### [Task instructions]
Tell how many lines in the data below include the word "System". The answer is the number only.

### [Data records]
-*-
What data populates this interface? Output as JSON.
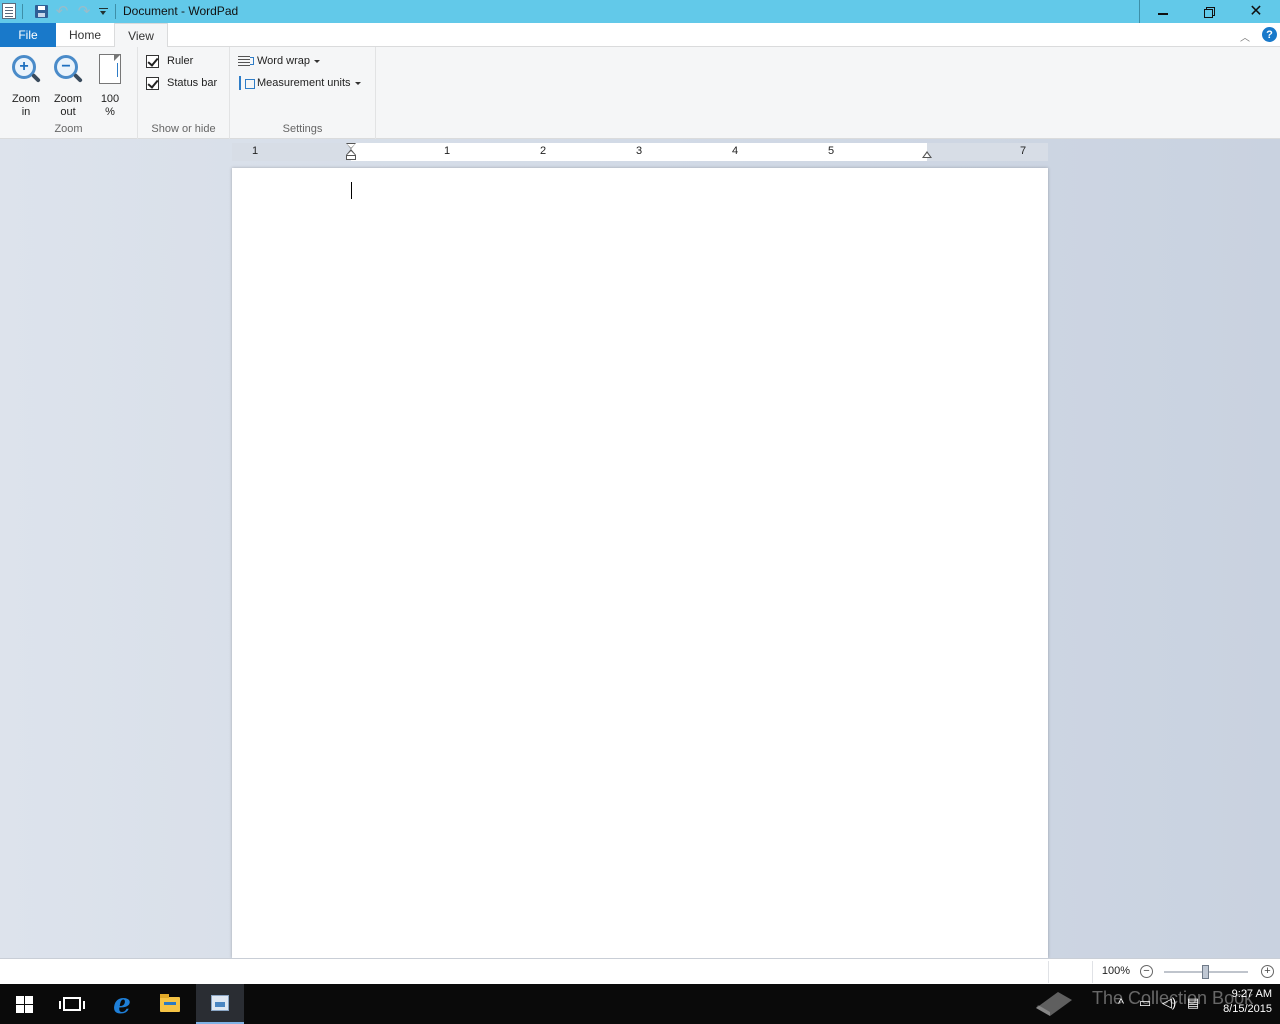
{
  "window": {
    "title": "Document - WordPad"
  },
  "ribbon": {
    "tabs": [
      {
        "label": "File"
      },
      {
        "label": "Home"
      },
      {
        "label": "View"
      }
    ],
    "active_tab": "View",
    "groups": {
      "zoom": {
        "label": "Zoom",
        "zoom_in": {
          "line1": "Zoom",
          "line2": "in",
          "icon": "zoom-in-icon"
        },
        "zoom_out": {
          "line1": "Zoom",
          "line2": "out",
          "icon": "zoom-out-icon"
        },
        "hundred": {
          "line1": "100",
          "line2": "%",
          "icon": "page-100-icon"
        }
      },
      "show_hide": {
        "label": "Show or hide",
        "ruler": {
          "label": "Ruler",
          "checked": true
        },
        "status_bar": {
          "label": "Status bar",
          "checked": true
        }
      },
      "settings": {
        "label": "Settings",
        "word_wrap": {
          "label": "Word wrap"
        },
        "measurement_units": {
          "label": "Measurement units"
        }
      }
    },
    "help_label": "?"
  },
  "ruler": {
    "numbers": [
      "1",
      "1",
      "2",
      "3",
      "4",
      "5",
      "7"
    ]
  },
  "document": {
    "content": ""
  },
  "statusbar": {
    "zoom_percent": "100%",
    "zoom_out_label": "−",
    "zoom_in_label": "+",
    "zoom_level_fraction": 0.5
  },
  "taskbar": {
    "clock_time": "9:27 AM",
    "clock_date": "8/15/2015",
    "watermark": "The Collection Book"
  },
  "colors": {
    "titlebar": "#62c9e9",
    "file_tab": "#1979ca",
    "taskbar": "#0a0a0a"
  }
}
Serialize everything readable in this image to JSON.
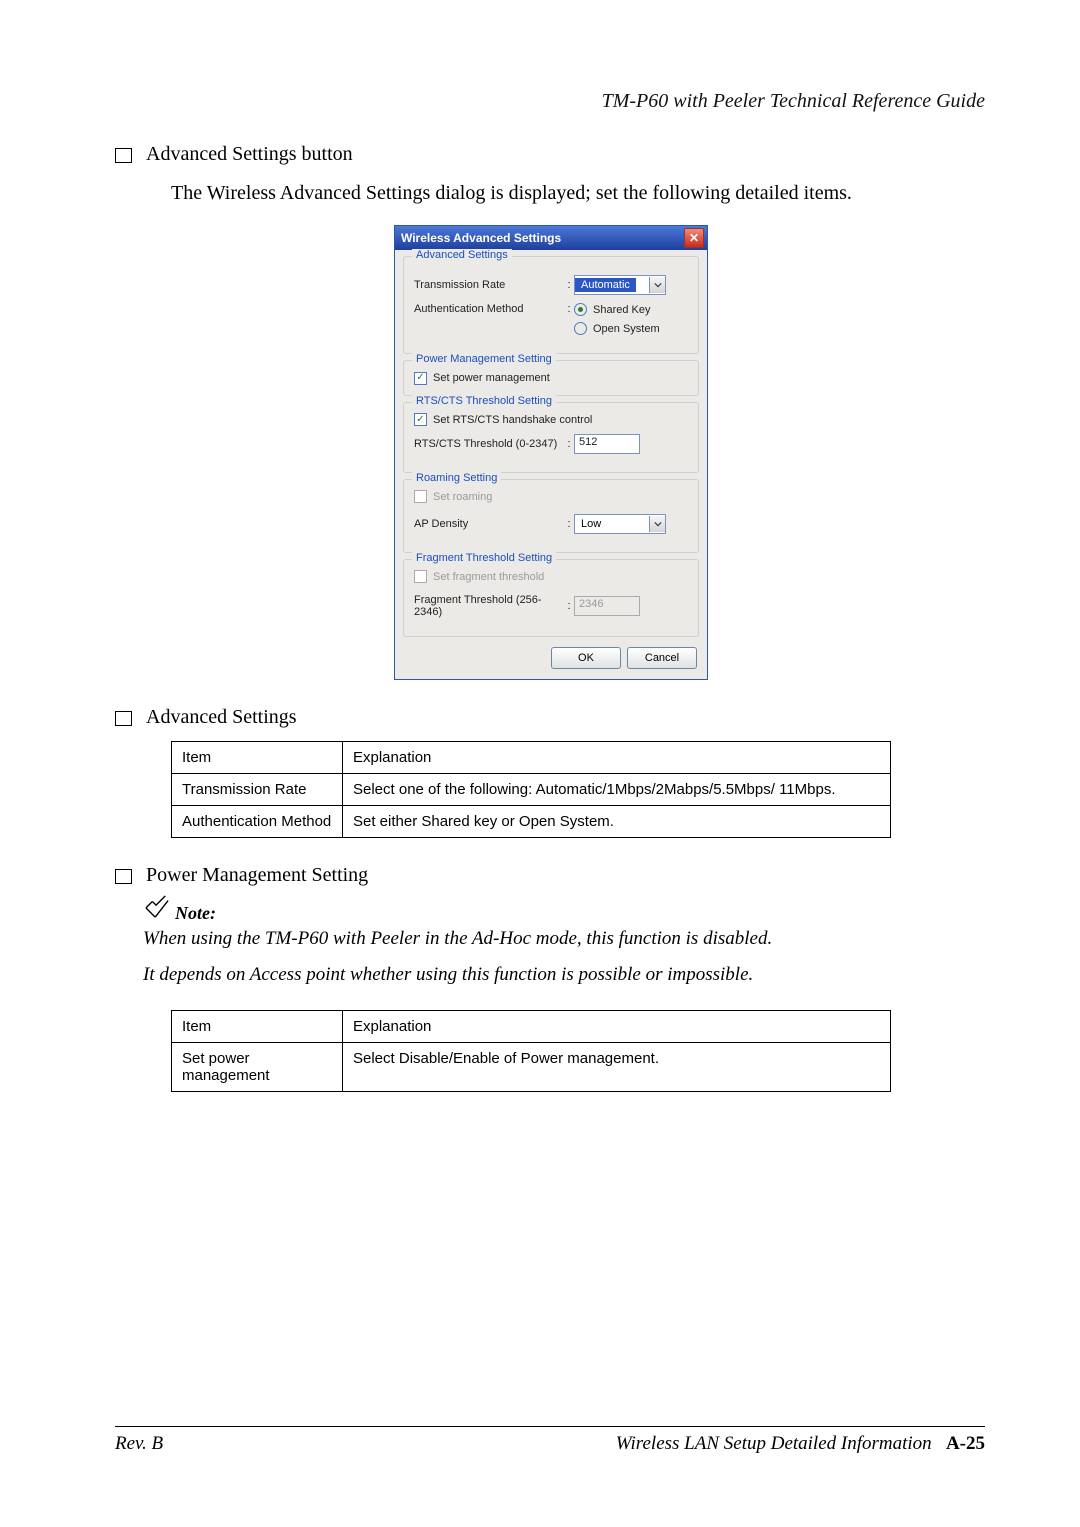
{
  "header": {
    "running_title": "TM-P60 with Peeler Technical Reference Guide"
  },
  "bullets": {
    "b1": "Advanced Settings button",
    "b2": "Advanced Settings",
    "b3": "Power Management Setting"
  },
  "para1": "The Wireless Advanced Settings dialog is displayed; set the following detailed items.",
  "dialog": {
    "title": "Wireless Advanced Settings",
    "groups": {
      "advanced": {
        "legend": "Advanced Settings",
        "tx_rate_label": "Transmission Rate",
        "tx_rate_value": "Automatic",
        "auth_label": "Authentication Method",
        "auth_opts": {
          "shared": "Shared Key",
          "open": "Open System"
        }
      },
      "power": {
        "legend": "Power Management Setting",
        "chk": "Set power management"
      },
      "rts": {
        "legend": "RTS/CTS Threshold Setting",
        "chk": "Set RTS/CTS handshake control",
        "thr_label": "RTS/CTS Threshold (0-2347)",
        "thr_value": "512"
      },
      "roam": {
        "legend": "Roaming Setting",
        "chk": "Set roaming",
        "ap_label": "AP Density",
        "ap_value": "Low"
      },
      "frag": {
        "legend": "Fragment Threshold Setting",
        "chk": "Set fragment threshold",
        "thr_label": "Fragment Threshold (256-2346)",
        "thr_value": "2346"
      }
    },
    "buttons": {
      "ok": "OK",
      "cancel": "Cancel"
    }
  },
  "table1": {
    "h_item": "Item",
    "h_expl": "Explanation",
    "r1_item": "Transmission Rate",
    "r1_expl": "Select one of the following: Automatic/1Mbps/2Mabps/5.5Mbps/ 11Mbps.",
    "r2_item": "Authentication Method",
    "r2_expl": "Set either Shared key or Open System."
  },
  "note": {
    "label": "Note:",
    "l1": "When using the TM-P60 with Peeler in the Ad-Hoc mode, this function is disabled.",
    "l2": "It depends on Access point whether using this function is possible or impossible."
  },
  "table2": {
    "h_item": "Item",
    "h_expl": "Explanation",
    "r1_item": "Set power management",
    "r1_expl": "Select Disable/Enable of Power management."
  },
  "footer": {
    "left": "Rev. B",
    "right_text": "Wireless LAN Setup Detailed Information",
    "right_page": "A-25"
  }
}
-*-
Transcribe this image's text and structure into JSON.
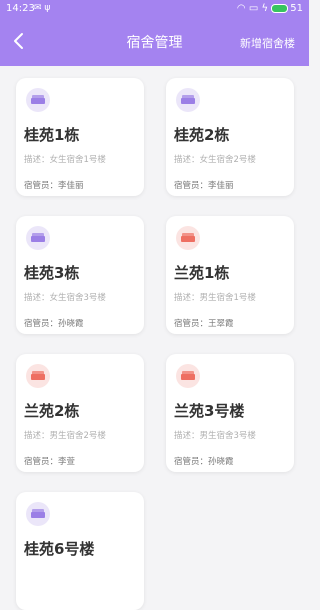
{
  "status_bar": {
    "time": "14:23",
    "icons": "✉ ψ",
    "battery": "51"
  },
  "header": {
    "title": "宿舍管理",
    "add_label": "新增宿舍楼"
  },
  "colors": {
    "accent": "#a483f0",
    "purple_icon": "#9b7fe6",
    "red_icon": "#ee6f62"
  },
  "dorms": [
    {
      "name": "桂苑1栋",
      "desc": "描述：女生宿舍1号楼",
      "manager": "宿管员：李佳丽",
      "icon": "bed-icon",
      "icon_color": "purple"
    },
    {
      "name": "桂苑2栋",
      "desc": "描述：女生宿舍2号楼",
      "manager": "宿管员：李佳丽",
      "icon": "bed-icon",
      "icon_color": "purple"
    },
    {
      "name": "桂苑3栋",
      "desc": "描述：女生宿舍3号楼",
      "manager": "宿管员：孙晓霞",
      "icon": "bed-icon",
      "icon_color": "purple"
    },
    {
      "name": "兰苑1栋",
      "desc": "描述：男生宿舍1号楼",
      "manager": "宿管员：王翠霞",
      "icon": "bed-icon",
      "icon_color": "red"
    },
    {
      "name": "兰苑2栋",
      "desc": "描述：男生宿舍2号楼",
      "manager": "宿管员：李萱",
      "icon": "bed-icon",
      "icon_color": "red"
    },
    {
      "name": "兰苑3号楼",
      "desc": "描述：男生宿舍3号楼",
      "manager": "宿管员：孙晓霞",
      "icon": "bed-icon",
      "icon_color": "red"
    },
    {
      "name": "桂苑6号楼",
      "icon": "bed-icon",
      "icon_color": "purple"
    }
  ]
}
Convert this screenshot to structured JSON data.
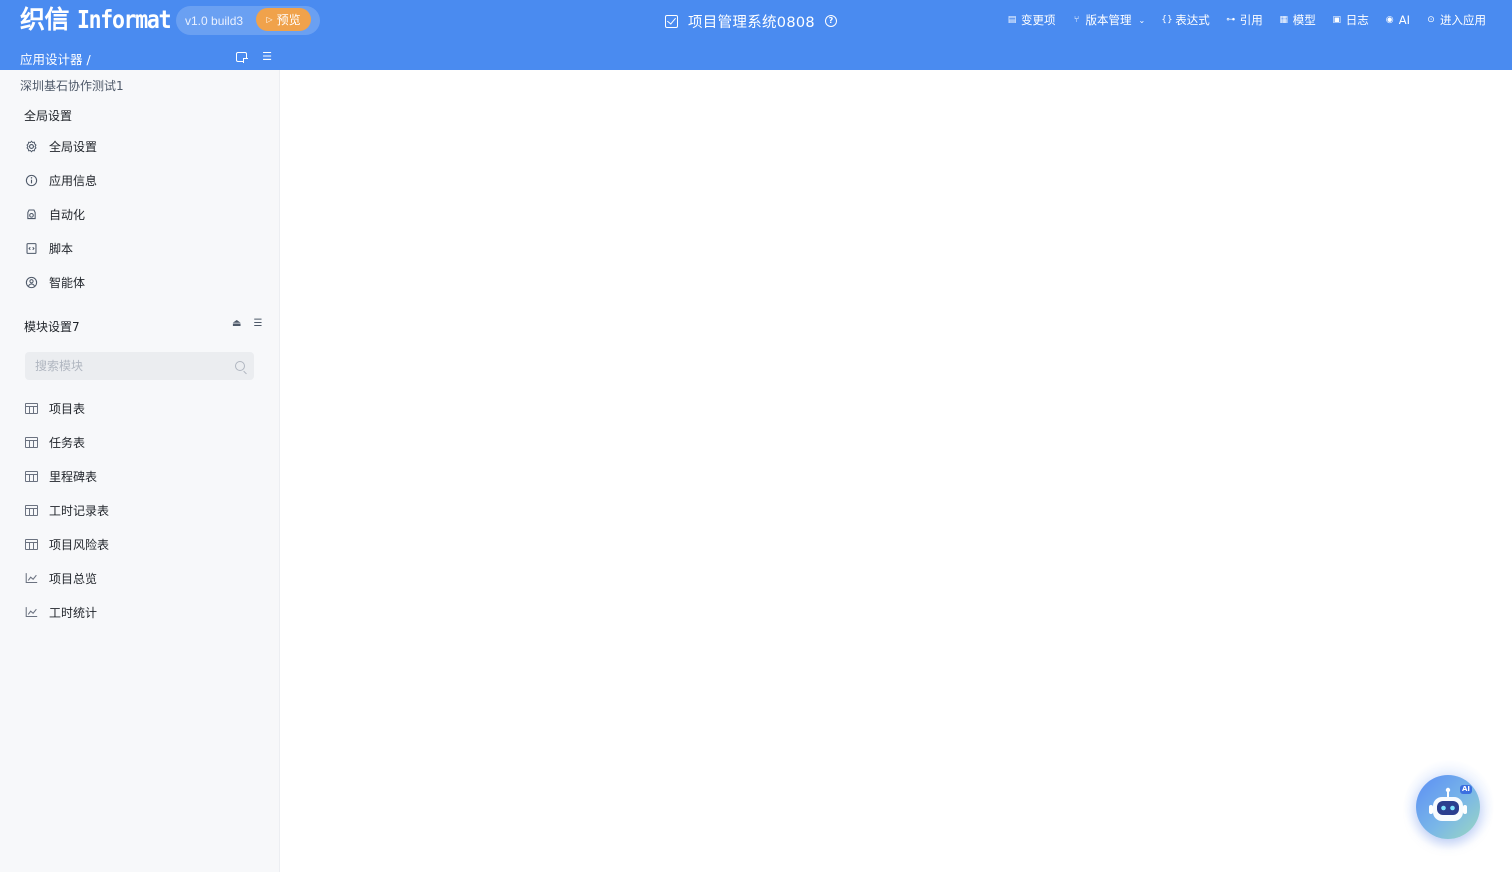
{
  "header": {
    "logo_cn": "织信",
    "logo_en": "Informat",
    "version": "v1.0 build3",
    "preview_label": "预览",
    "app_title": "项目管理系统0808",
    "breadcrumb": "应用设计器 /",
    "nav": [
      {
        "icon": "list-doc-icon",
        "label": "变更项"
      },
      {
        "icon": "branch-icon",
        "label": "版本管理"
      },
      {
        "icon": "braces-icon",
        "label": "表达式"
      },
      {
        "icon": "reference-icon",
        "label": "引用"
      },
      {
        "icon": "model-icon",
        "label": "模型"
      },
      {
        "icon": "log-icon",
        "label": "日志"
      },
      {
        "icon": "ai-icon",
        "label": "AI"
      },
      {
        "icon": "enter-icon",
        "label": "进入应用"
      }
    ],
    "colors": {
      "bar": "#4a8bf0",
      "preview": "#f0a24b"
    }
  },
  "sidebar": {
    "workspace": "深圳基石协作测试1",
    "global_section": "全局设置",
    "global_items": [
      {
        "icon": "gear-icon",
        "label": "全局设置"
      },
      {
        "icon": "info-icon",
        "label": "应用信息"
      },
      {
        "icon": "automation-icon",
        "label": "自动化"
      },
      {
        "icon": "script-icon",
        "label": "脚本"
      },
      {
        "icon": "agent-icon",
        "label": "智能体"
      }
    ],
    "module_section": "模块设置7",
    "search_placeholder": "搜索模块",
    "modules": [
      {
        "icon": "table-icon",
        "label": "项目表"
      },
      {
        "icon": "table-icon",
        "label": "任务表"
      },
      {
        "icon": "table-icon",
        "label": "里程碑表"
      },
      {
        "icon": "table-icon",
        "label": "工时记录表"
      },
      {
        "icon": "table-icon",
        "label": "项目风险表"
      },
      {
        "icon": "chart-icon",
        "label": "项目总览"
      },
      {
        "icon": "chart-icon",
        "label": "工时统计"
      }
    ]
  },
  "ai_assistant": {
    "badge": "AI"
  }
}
-*-
### [Answer to this exercise]
2